* **Work required**
The records below are to be quoted in full; please keep every word exact.

* **Data for this task**
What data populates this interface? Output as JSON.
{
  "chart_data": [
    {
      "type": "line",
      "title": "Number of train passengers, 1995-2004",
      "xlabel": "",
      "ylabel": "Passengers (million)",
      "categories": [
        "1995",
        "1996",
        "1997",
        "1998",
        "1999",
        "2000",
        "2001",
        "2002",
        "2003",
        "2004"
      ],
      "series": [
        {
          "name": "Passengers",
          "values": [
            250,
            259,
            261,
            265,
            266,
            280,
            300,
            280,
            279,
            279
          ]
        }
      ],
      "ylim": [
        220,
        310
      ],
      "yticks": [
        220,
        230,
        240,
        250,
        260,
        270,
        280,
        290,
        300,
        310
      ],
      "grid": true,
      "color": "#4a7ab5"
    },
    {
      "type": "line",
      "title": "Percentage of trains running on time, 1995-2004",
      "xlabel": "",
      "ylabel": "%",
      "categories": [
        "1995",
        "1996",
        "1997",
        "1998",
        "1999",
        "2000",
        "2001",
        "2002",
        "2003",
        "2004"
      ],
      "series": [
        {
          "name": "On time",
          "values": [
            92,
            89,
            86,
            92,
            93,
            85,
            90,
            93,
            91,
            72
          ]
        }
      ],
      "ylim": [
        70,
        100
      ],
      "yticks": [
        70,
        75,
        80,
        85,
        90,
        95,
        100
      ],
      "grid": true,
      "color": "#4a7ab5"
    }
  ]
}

* **The output**
What data populates this interface? Output as JSON.
{
  "chart_data": [
    {
      "type": "line",
      "title": "Number of train passengers, 1995-2004",
      "xlabel": "",
      "ylabel": "Passengers (million)",
      "categories": [
        "1995",
        "1996",
        "1997",
        "1998",
        "1999",
        "2000",
        "2001",
        "2002",
        "2003",
        "2004"
      ],
      "series": [
        {
          "name": "Passengers",
          "values": [
            250,
            259,
            261,
            265,
            266,
            280,
            300,
            280,
            279,
            279
          ]
        }
      ],
      "ylim": [
        220,
        310
      ],
      "yticks": [
        220,
        230,
        240,
        250,
        260,
        270,
        280,
        290,
        300,
        310
      ],
      "grid": true,
      "color": "#4a7ab5"
    },
    {
      "type": "line",
      "title": "Percentage of trains running on time, 1995-2004",
      "xlabel": "",
      "ylabel": "%",
      "categories": [
        "1995",
        "1996",
        "1997",
        "1998",
        "1999",
        "2000",
        "2001",
        "2002",
        "2003",
        "2004"
      ],
      "series": [
        {
          "name": "On time",
          "values": [
            92,
            89,
            86,
            92,
            93,
            85,
            90,
            93,
            91,
            72
          ]
        }
      ],
      "ylim": [
        70,
        100
      ],
      "yticks": [
        70,
        75,
        80,
        85,
        90,
        95,
        100
      ],
      "grid": true,
      "color": "#4a7ab5"
    }
  ]
}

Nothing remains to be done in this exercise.